--- Start ---

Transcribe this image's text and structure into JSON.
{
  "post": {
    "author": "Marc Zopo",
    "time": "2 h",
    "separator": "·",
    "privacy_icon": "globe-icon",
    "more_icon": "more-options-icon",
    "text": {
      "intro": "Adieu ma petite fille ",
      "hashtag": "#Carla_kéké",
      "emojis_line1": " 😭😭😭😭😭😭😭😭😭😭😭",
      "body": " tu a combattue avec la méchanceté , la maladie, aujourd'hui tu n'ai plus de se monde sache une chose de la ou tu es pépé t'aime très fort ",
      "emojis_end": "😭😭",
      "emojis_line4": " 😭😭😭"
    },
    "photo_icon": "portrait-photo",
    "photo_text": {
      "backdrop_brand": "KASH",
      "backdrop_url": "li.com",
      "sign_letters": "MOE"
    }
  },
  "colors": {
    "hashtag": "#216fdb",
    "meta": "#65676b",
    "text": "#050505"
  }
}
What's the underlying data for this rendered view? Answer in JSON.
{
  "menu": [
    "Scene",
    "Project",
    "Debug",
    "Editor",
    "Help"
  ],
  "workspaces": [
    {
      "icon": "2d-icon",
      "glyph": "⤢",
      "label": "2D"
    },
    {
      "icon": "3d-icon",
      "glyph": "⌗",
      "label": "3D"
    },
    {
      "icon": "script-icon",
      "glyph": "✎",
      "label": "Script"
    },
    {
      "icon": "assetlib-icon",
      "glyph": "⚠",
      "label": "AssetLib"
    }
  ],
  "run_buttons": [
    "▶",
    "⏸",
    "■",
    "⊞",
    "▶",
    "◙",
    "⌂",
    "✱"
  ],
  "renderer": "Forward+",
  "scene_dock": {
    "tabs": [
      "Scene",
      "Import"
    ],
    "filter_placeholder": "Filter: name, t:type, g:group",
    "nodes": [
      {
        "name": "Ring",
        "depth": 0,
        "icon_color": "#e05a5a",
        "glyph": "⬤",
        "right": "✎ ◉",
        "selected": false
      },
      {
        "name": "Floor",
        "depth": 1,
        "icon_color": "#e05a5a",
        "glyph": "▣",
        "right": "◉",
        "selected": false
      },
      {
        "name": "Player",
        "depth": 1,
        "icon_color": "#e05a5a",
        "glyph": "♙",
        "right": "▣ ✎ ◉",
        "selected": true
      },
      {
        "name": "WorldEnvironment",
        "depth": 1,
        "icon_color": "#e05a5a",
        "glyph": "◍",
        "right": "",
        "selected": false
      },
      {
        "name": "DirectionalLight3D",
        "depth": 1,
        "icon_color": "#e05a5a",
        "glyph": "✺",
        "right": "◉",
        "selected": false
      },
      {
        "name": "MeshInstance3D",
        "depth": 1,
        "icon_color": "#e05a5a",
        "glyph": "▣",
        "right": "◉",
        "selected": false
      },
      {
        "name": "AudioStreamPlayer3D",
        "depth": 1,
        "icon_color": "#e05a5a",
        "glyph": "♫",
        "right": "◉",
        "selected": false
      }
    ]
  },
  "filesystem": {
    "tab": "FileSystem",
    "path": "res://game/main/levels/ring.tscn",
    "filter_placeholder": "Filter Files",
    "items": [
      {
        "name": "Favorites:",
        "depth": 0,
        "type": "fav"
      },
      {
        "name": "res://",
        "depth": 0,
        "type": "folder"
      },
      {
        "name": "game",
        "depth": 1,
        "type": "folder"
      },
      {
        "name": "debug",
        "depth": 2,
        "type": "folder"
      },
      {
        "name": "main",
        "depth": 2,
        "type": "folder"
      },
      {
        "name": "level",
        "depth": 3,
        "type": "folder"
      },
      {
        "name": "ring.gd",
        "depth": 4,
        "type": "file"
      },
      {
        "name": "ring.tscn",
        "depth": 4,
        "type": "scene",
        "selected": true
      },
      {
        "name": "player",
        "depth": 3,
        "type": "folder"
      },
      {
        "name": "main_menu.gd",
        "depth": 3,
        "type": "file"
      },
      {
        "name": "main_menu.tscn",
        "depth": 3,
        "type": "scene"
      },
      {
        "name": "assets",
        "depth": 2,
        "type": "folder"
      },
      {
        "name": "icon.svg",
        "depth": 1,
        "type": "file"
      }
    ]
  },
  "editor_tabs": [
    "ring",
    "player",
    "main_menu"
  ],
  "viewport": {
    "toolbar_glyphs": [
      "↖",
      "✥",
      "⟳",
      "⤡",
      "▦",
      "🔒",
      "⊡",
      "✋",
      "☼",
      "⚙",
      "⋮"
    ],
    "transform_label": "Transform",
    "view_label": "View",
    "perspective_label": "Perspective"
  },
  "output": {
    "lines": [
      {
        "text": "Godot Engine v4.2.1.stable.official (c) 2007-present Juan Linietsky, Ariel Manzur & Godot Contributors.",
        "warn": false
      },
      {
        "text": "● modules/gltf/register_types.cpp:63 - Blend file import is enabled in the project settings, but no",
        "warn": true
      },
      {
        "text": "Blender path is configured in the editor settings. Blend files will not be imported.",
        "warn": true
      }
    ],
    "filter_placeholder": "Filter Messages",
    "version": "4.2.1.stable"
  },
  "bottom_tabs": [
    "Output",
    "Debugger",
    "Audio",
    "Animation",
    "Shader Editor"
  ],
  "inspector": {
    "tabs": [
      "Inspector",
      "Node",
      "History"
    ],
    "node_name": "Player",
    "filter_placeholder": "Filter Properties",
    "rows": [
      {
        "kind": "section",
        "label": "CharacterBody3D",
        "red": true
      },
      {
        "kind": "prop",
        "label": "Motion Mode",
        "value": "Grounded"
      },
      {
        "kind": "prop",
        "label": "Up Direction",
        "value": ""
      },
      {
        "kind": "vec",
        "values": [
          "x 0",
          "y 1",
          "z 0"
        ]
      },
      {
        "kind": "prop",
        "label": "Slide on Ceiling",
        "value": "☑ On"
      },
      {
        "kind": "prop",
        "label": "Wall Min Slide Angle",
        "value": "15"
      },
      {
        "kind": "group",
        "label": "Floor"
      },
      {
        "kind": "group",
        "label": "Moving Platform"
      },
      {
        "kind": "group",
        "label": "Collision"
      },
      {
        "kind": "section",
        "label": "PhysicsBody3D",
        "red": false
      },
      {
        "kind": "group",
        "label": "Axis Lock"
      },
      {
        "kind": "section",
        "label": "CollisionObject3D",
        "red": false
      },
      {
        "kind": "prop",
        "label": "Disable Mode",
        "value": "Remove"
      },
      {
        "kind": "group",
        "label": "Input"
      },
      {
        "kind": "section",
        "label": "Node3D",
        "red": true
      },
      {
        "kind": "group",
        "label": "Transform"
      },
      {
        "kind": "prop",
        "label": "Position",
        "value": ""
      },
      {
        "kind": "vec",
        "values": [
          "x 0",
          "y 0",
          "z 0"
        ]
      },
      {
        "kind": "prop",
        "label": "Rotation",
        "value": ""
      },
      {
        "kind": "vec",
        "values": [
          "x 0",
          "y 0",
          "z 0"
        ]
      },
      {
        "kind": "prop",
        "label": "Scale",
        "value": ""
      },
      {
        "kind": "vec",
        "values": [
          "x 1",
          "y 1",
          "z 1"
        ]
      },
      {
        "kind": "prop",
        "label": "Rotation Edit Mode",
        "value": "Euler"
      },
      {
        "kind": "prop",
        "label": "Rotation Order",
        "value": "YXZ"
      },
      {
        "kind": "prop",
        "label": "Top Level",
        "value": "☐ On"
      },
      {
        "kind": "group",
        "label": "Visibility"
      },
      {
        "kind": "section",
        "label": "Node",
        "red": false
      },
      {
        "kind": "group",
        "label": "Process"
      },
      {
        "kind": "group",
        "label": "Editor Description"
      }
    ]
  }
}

--- End ---

**Exercise**
Output each entry precisely as given.

**Result for this exercise**
Transcribe this image's text and structure into JSON.
{
  "post": {
    "author": "Marc Zopo",
    "time": "2 h",
    "separator": "·",
    "privacy_icon": "globe-icon",
    "more_icon": "more-options-icon",
    "text": {
      "intro": "Adieu ma petite fille ",
      "hashtag": "#Carla_kéké",
      "emojis_line1": " 😭😭😭😭😭😭😭😭😭😭😭",
      "body": " tu a combattue avec la méchanceté , la maladie, aujourd'hui tu n'ai plus de se monde sache une chose de la ou tu es pépé t'aime très fort ",
      "emojis_end": "😭😭",
      "emojis_line4": " 😭😭😭"
    },
    "photo_icon": "portrait-photo",
    "photo_text": {
      "backdrop_brand": "KASH",
      "backdrop_url": "li.com",
      "sign_letters": "MOE"
    }
  },
  "colors": {
    "hashtag": "#216fdb",
    "meta": "#65676b",
    "text": "#050505"
  }
}
What's the underlying data for this rendered view? Answer in JSON.
{
  "menu": [
    "Scene",
    "Project",
    "Debug",
    "Editor",
    "Help"
  ],
  "workspaces": [
    {
      "icon": "2d-icon",
      "glyph": "⤢",
      "label": "2D"
    },
    {
      "icon": "3d-icon",
      "glyph": "⌗",
      "label": "3D"
    },
    {
      "icon": "script-icon",
      "glyph": "✎",
      "label": "Script"
    },
    {
      "icon": "assetlib-icon",
      "glyph": "⚠",
      "label": "AssetLib"
    }
  ],
  "run_buttons": [
    "▶",
    "⏸",
    "■",
    "⊞",
    "▶",
    "◙",
    "⌂",
    "✱"
  ],
  "renderer": "Forward+",
  "scene_dock": {
    "tabs": [
      "Scene",
      "Import"
    ],
    "filter_placeholder": "Filter: name, t:type, g:group",
    "nodes": [
      {
        "name": "Ring",
        "depth": 0,
        "icon_color": "#e05a5a",
        "glyph": "⬤",
        "right": "✎ ◉",
        "selected": false
      },
      {
        "name": "Floor",
        "depth": 1,
        "icon_color": "#e05a5a",
        "glyph": "▣",
        "right": "◉",
        "selected": false
      },
      {
        "name": "Player",
        "depth": 1,
        "icon_color": "#e05a5a",
        "glyph": "♙",
        "right": "▣ ✎ ◉",
        "selected": true
      },
      {
        "name": "WorldEnvironment",
        "depth": 1,
        "icon_color": "#e05a5a",
        "glyph": "◍",
        "right": "",
        "selected": false
      },
      {
        "name": "DirectionalLight3D",
        "depth": 1,
        "icon_color": "#e05a5a",
        "glyph": "✺",
        "right": "◉",
        "selected": false
      },
      {
        "name": "MeshInstance3D",
        "depth": 1,
        "icon_color": "#e05a5a",
        "glyph": "▣",
        "right": "◉",
        "selected": false
      },
      {
        "name": "AudioStreamPlayer3D",
        "depth": 1,
        "icon_color": "#e05a5a",
        "glyph": "♫",
        "right": "◉",
        "selected": false
      }
    ]
  },
  "filesystem": {
    "tab": "FileSystem",
    "path": "res://game/main/levels/ring.tscn",
    "filter_placeholder": "Filter Files",
    "items": [
      {
        "name": "Favorites:",
        "depth": 0,
        "type": "fav"
      },
      {
        "name": "res://",
        "depth": 0,
        "type": "folder"
      },
      {
        "name": "game",
        "depth": 1,
        "type": "folder"
      },
      {
        "name": "debug",
        "depth": 2,
        "type": "folder"
      },
      {
        "name": "main",
        "depth": 2,
        "type": "folder"
      },
      {
        "name": "level",
        "depth": 3,
        "type": "folder"
      },
      {
        "name": "ring.gd",
        "depth": 4,
        "type": "file"
      },
      {
        "name": "ring.tscn",
        "depth": 4,
        "type": "scene",
        "selected": true
      },
      {
        "name": "player",
        "depth": 3,
        "type": "folder"
      },
      {
        "name": "main_menu.gd",
        "depth": 3,
        "type": "file"
      },
      {
        "name": "main_menu.tscn",
        "depth": 3,
        "type": "scene"
      },
      {
        "name": "assets",
        "depth": 2,
        "type": "folder"
      },
      {
        "name": "icon.svg",
        "depth": 1,
        "type": "file"
      }
    ]
  },
  "editor_tabs": [
    "ring",
    "player",
    "main_menu"
  ],
  "viewport": {
    "toolbar_glyphs": [
      "↖",
      "✥",
      "⟳",
      "⤡",
      "▦",
      "🔒",
      "⊡",
      "✋",
      "☼",
      "⚙",
      "⋮"
    ],
    "transform_label": "Transform",
    "view_label": "View",
    "perspective_label": "Perspective"
  },
  "output": {
    "lines": [
      {
        "text": "Godot Engine v4.2.1.stable.official (c) 2007-present Juan Linietsky, Ariel Manzur & Godot Contributors.",
        "warn": false
      },
      {
        "text": "● modules/gltf/register_types.cpp:63 - Blend file import is enabled in the project settings, but no",
        "warn": true
      },
      {
        "text": "Blender path is configured in the editor settings. Blend files will not be imported.",
        "warn": true
      }
    ],
    "filter_placeholder": "Filter Messages",
    "version": "4.2.1.stable"
  },
  "bottom_tabs": [
    "Output",
    "Debugger",
    "Audio",
    "Animation",
    "Shader Editor"
  ],
  "inspector": {
    "tabs": [
      "Inspector",
      "Node",
      "History"
    ],
    "node_name": "Player",
    "filter_placeholder": "Filter Properties",
    "rows": [
      {
        "kind": "section",
        "label": "CharacterBody3D",
        "red": true
      },
      {
        "kind": "prop",
        "label": "Motion Mode",
        "value": "Grounded"
      },
      {
        "kind": "prop",
        "label": "Up Direction",
        "value": ""
      },
      {
        "kind": "vec",
        "values": [
          "x 0",
          "y 1",
          "z 0"
        ]
      },
      {
        "kind": "prop",
        "label": "Slide on Ceiling",
        "value": "☑ On"
      },
      {
        "kind": "prop",
        "label": "Wall Min Slide Angle",
        "value": "15"
      },
      {
        "kind": "group",
        "label": "Floor"
      },
      {
        "kind": "group",
        "label": "Moving Platform"
      },
      {
        "kind": "group",
        "label": "Collision"
      },
      {
        "kind": "section",
        "label": "PhysicsBody3D",
        "red": false
      },
      {
        "kind": "group",
        "label": "Axis Lock"
      },
      {
        "kind": "section",
        "label": "CollisionObject3D",
        "red": false
      },
      {
        "kind": "prop",
        "label": "Disable Mode",
        "value": "Remove"
      },
      {
        "kind": "group",
        "label": "Input"
      },
      {
        "kind": "section",
        "label": "Node3D",
        "red": true
      },
      {
        "kind": "group",
        "label": "Transform"
      },
      {
        "kind": "prop",
        "label": "Position",
        "value": ""
      },
      {
        "kind": "vec",
        "values": [
          "x 0",
          "y 0",
          "z 0"
        ]
      },
      {
        "kind": "prop",
        "label": "Rotation",
        "value": ""
      },
      {
        "kind": "vec",
        "values": [
          "x 0",
          "y 0",
          "z 0"
        ]
      },
      {
        "kind": "prop",
        "label": "Scale",
        "value": ""
      },
      {
        "kind": "vec",
        "values": [
          "x 1",
          "y 1",
          "z 1"
        ]
      },
      {
        "kind": "prop",
        "label": "Rotation Edit Mode",
        "value": "Euler"
      },
      {
        "kind": "prop",
        "label": "Rotation Order",
        "value": "YXZ"
      },
      {
        "kind": "prop",
        "label": "Top Level",
        "value": "☐ On"
      },
      {
        "kind": "group",
        "label": "Visibility"
      },
      {
        "kind": "section",
        "label": "Node",
        "red": false
      },
      {
        "kind": "group",
        "label": "Process"
      },
      {
        "kind": "group",
        "label": "Editor Description"
      }
    ]
  }
}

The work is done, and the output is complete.